## begin

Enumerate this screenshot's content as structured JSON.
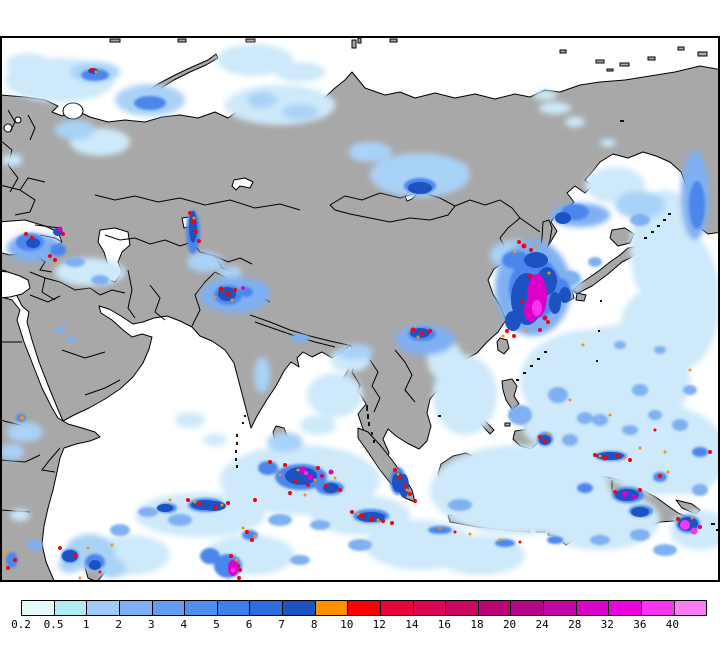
{
  "legend": {
    "tick_labels": [
      "0.2",
      "0.5",
      "1",
      "2",
      "3",
      "4",
      "5",
      "6",
      "7",
      "8",
      "10",
      "12",
      "14",
      "16",
      "18",
      "20",
      "24",
      "28",
      "32",
      "36",
      "40"
    ],
    "segment_colors": [
      "#E4FBF9",
      "#AEEBF2",
      "#A3CBF9",
      "#7FAFF4",
      "#639BF1",
      "#4F8DEF",
      "#3E7FEA",
      "#2E6BE0",
      "#1C52C2",
      "#FF9000",
      "#FB0007",
      "#E80436",
      "#DC0653",
      "#CC0561",
      "#BC0575",
      "#B30689",
      "#C306A6",
      "#D705C5",
      "#EB04DC",
      "#F635EE",
      "#FB7DF6"
    ]
  },
  "map_colors": {
    "land": "#A8A8A8",
    "ocean": "#FFFFFF",
    "coastline": "#000000",
    "precip_light": "#CDE9FA",
    "precip_moderate": "#4C86EC",
    "precip_heavy": "#1C52C2",
    "precip_orange": "#FF9000",
    "precip_red": "#FB0007",
    "precip_magenta": "#DC00C8",
    "precip_pink": "#F635EE"
  }
}
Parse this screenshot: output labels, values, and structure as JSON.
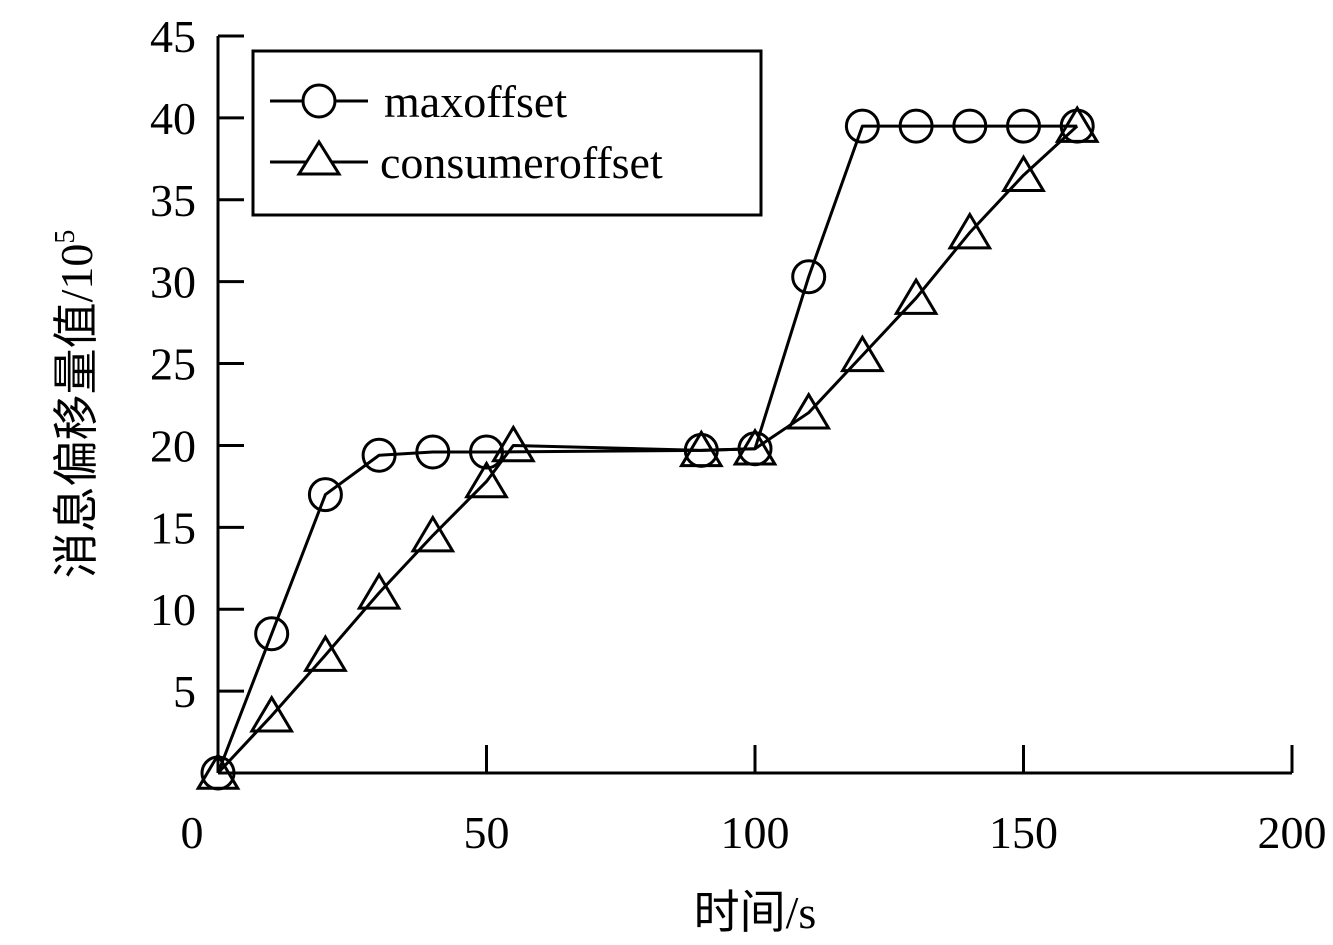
{
  "chart_data": {
    "type": "line",
    "xlabel": "时间/s",
    "ylabel": "消息偏移量值/10",
    "ylabel_superscript": "5",
    "xlim": [
      0,
      200
    ],
    "ylim": [
      0,
      45
    ],
    "xticks": [
      "0",
      "50",
      "100",
      "150",
      "200"
    ],
    "yticks": [
      "5",
      "10",
      "15",
      "20",
      "25",
      "30",
      "35",
      "40",
      "45"
    ],
    "grid": false,
    "legend_position": "top-left",
    "series": [
      {
        "name": "maxoffset",
        "marker": "circle",
        "x": [
          0,
          10,
          20,
          30,
          40,
          50,
          90,
          100,
          110,
          120,
          130,
          140,
          150,
          160
        ],
        "y": [
          0,
          8.5,
          17,
          19.4,
          19.6,
          19.6,
          19.7,
          19.8,
          30.3,
          39.5,
          39.5,
          39.5,
          39.5,
          39.5
        ]
      },
      {
        "name": "consumeroffset",
        "marker": "triangle",
        "x": [
          0,
          10,
          20,
          30,
          40,
          50,
          55,
          90,
          100,
          110,
          120,
          130,
          140,
          150,
          160
        ],
        "y": [
          0,
          3.5,
          7.2,
          11,
          14.5,
          17.8,
          20,
          19.7,
          19.8,
          22,
          25.5,
          29,
          33,
          36.5,
          39.5
        ]
      }
    ]
  },
  "colors": {
    "line": "#000000",
    "background": "#ffffff"
  }
}
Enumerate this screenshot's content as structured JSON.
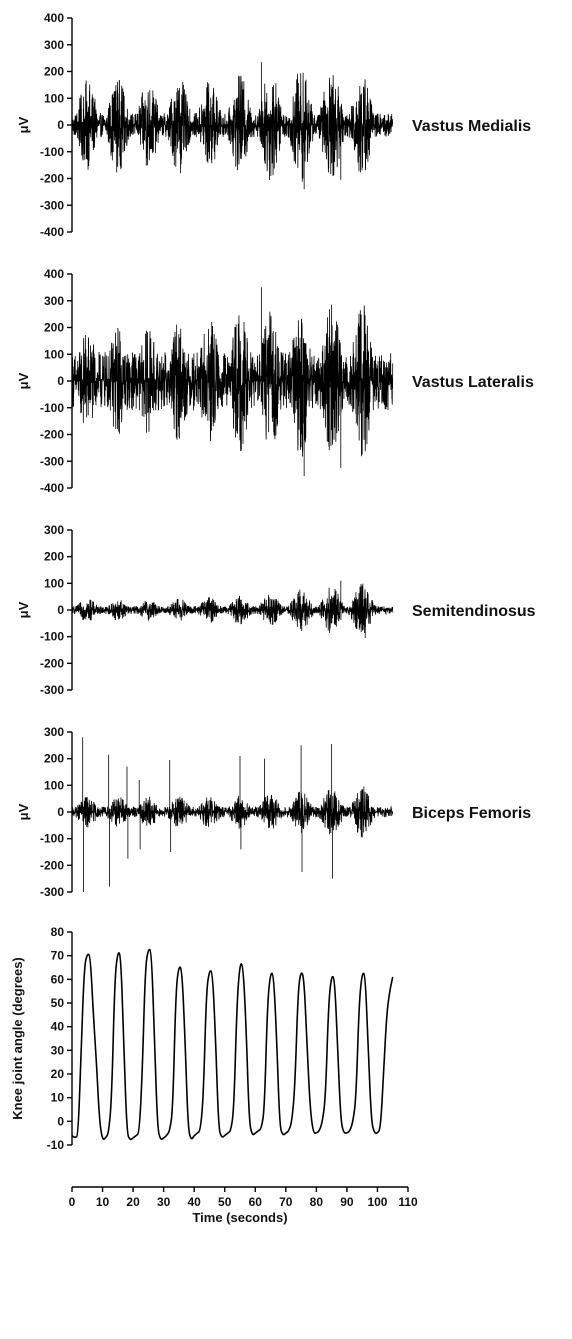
{
  "chart_data": [
    {
      "type": "line",
      "muscle_label": "Vastus Medialis",
      "ylabel": "μV",
      "ylim": [
        -400,
        400
      ],
      "yticks": [
        400,
        300,
        200,
        100,
        0,
        -100,
        -200,
        -300,
        -400
      ],
      "xlim": [
        0,
        105
      ],
      "peak_times": [
        5,
        15,
        25,
        35,
        45,
        55,
        65,
        75,
        85,
        95
      ],
      "burst_peaks": [
        170,
        180,
        170,
        185,
        175,
        190,
        215,
        220,
        215,
        210
      ],
      "baseline_amplitude": 45,
      "spikes": [
        [
          76,
          -240
        ],
        [
          62,
          235
        ],
        [
          88,
          -205
        ]
      ],
      "color": "#000000"
    },
    {
      "type": "line",
      "muscle_label": "Vastus Lateralis",
      "ylabel": "μV",
      "ylim": [
        -400,
        400
      ],
      "yticks": [
        400,
        300,
        200,
        100,
        0,
        -100,
        -200,
        -300,
        -400
      ],
      "xlim": [
        0,
        105
      ],
      "peak_times": [
        5,
        15,
        25,
        35,
        45,
        55,
        65,
        75,
        85,
        95
      ],
      "burst_peaks": [
        200,
        215,
        200,
        230,
        250,
        265,
        270,
        290,
        300,
        310
      ],
      "baseline_amplitude": 110,
      "spikes": [
        [
          76,
          -355
        ],
        [
          62,
          350
        ],
        [
          88,
          -325
        ]
      ],
      "color": "#000000"
    },
    {
      "type": "line",
      "muscle_label": "Semitendinosus",
      "ylabel": "μV",
      "ylim": [
        -300,
        300
      ],
      "yticks": [
        300,
        200,
        100,
        0,
        -100,
        -200,
        -300
      ],
      "xlim": [
        0,
        105
      ],
      "peak_times": [
        5,
        15,
        25,
        35,
        45,
        55,
        65,
        75,
        85,
        95
      ],
      "burst_peaks": [
        45,
        40,
        40,
        45,
        50,
        55,
        60,
        80,
        90,
        100
      ],
      "baseline_amplitude": 15,
      "spikes": [
        [
          88,
          110
        ],
        [
          96,
          -105
        ]
      ],
      "color": "#000000"
    },
    {
      "type": "line",
      "muscle_label": "Biceps Femoris",
      "ylabel": "μV",
      "ylim": [
        -300,
        300
      ],
      "yticks": [
        300,
        200,
        100,
        0,
        -100,
        -200,
        -300
      ],
      "xlim": [
        0,
        105
      ],
      "peak_times": [
        5,
        15,
        25,
        35,
        45,
        55,
        65,
        75,
        85,
        95
      ],
      "burst_peaks": [
        60,
        60,
        60,
        65,
        65,
        65,
        75,
        80,
        95,
        100
      ],
      "baseline_amplitude": 20,
      "spikes": [
        [
          3.5,
          280
        ],
        [
          3.8,
          -300
        ],
        [
          12,
          215
        ],
        [
          12.3,
          -280
        ],
        [
          18,
          170
        ],
        [
          18.3,
          -175
        ],
        [
          22,
          120
        ],
        [
          22.3,
          -140
        ],
        [
          32,
          195
        ],
        [
          32.3,
          -150
        ],
        [
          55,
          210
        ],
        [
          55.3,
          -140
        ],
        [
          63,
          200
        ],
        [
          75,
          250
        ],
        [
          75.3,
          -225
        ],
        [
          85,
          255
        ],
        [
          85.3,
          -250
        ]
      ],
      "color": "#000000"
    },
    {
      "type": "line",
      "ylabel": "Knee joint angle (degrees)",
      "xlabel": "Time (seconds)",
      "ylim": [
        -10,
        80
      ],
      "yticks": [
        80,
        70,
        60,
        50,
        40,
        30,
        20,
        10,
        0,
        -10
      ],
      "xlim": [
        0,
        110
      ],
      "xticks": [
        0,
        10,
        20,
        30,
        40,
        50,
        60,
        70,
        80,
        90,
        100,
        110
      ],
      "series": [
        {
          "x": [
            0,
            1,
            2,
            3,
            4,
            5,
            6,
            7,
            8,
            9,
            10,
            11,
            12,
            13,
            14,
            15,
            16,
            17,
            18,
            19,
            20,
            21,
            22,
            23,
            24,
            25,
            26,
            27,
            28,
            29,
            30,
            31,
            32,
            33,
            34,
            35,
            36,
            37,
            38,
            39,
            40,
            41,
            42,
            43,
            44,
            45,
            46,
            47,
            48,
            49,
            50,
            51,
            52,
            53,
            54,
            55,
            56,
            57,
            58,
            59,
            60,
            61,
            62,
            63,
            64,
            65,
            66,
            67,
            68,
            69,
            70,
            71,
            72,
            73,
            74,
            75,
            76,
            77,
            78,
            79,
            80,
            81,
            82,
            83,
            84,
            85,
            86,
            87,
            88,
            89,
            90,
            91,
            92,
            93,
            94,
            95,
            96,
            97,
            98,
            99,
            100,
            101,
            102,
            103,
            104,
            105
          ],
          "y": [
            -6,
            -7,
            -6,
            30,
            65,
            71,
            70,
            45,
            25,
            0,
            -8,
            -7,
            -5,
            10,
            60,
            72,
            70,
            30,
            -5,
            -8,
            -7,
            -6,
            -5,
            20,
            65,
            73,
            72,
            35,
            -3,
            -8,
            -7,
            -6,
            -4,
            5,
            55,
            66,
            64,
            35,
            -3,
            -8,
            -6,
            -5,
            -4,
            10,
            55,
            64,
            63,
            35,
            -3,
            -7,
            -6,
            -5,
            -4,
            5,
            50,
            67,
            66,
            40,
            0,
            -6,
            -5,
            -4,
            -3,
            5,
            50,
            63,
            62,
            35,
            -2,
            -6,
            -5,
            -4,
            0,
            15,
            55,
            64,
            60,
            30,
            5,
            -5,
            -5,
            -4,
            0,
            10,
            50,
            62,
            60,
            30,
            0,
            -5,
            -5,
            -4,
            0,
            10,
            50,
            63,
            62,
            30,
            0,
            -5,
            -5,
            -3,
            20,
            45,
            55,
            61
          ],
          "color": "#000000"
        }
      ]
    }
  ]
}
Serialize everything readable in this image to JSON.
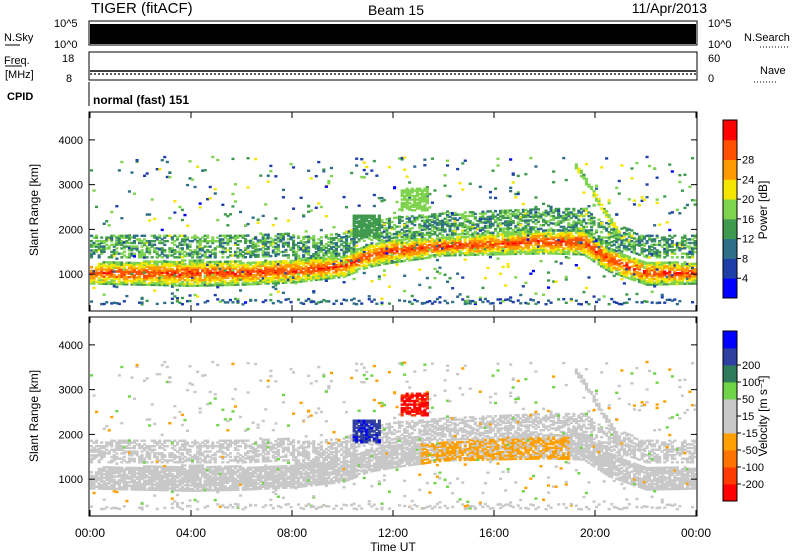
{
  "header": {
    "station": "TIGER (fitACF)",
    "beam": "Beam 15",
    "date": "11/Apr/2013"
  },
  "info_panels": {
    "nsky": {
      "label": "N.Sky",
      "top_tick": "10^5",
      "bottom_tick": "10^0"
    },
    "nsearch": {
      "label": "N.Search",
      "top_tick": "10^5",
      "bottom_tick": "10^0"
    },
    "freq": {
      "label_line1": "Freq.",
      "label_line2": "[MHz]",
      "top_tick": "18",
      "bottom_tick": "8"
    },
    "nave": {
      "label": "Nave",
      "top_tick": "60",
      "bottom_tick": "0"
    },
    "cpid": {
      "label": "CPID",
      "value": "normal (fast) 151"
    }
  },
  "colors": {
    "power_scale": [
      "#0000ff",
      "#1f3fa8",
      "#2f6e88",
      "#3f9a4f",
      "#7ed34f",
      "#f5e600",
      "#ff9a00",
      "#ff5000",
      "#ff0000"
    ],
    "velocity_scale": [
      "#0000ff",
      "#2e3fa0",
      "#2f7a5a",
      "#6fd447",
      "#c8c8c8",
      "#c8c8c8",
      "#ffa000",
      "#ff7400",
      "#ff3a00",
      "#ff0000"
    ]
  },
  "chart_data": [
    {
      "type": "heatmap",
      "title": "Power",
      "xlabel": "Time UT",
      "ylabel": "Slant Range [km]",
      "x_ticks": [
        "00:00",
        "04:00",
        "08:00",
        "12:00",
        "16:00",
        "20:00",
        "00:00"
      ],
      "y_ticks": [
        "1000",
        "2000",
        "3000",
        "4000"
      ],
      "ylim": [
        200,
        4600
      ],
      "colorbar": {
        "label": "Power [dB]",
        "ticks": [
          "4",
          "8",
          "12",
          "16",
          "20",
          "24",
          "28"
        ],
        "range": [
          0,
          32
        ]
      },
      "bands": [
        {
          "name": "main",
          "t": [
            0,
            2,
            4,
            6,
            8,
            10,
            11,
            12,
            14,
            16,
            18,
            19.5,
            20.5,
            22,
            24
          ],
          "center": [
            1000,
            1000,
            1000,
            1000,
            1050,
            1150,
            1400,
            1500,
            1600,
            1650,
            1700,
            1700,
            1300,
            1000,
            1000
          ],
          "width": [
            180,
            200,
            220,
            200,
            200,
            180,
            200,
            200,
            160,
            180,
            200,
            220,
            200,
            200,
            180
          ]
        }
      ]
    },
    {
      "type": "heatmap",
      "title": "Velocity",
      "xlabel": "Time UT",
      "ylabel": "Slant Range [km]",
      "x_ticks": [
        "00:00",
        "04:00",
        "08:00",
        "12:00",
        "16:00",
        "20:00",
        "00:00"
      ],
      "y_ticks": [
        "1000",
        "2000",
        "3000",
        "4000"
      ],
      "ylim": [
        200,
        4600
      ],
      "colorbar": {
        "label": "Velocity [m s⁻¹]",
        "ticks": [
          "200",
          "100",
          "50",
          "15",
          "-15",
          "-50",
          "-100",
          "-200"
        ],
        "range": [
          250,
          -250
        ]
      }
    }
  ]
}
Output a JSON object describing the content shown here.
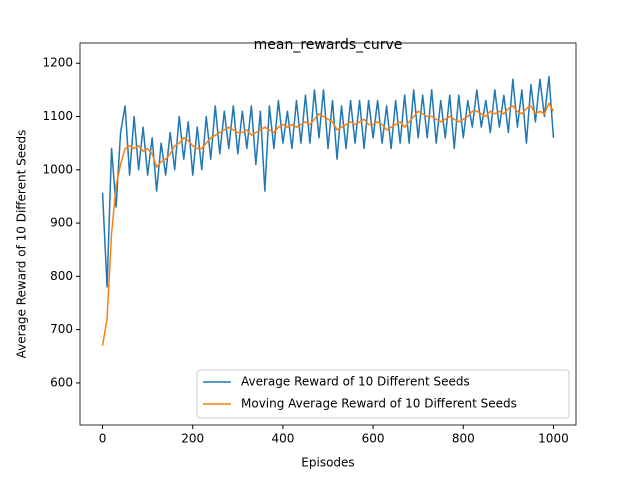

## end

*TASK GOAL:* Find the lines holding "this" and list every one.

*REPLY TO THE EXERCISE:*
Enumerate this screenshot's content as structured JSON.
Parse this screenshot: output labels, values, and structure as JSON.
Enumerate this screenshot's content as structured JSON.
Serialize everything readable in this image to JSON.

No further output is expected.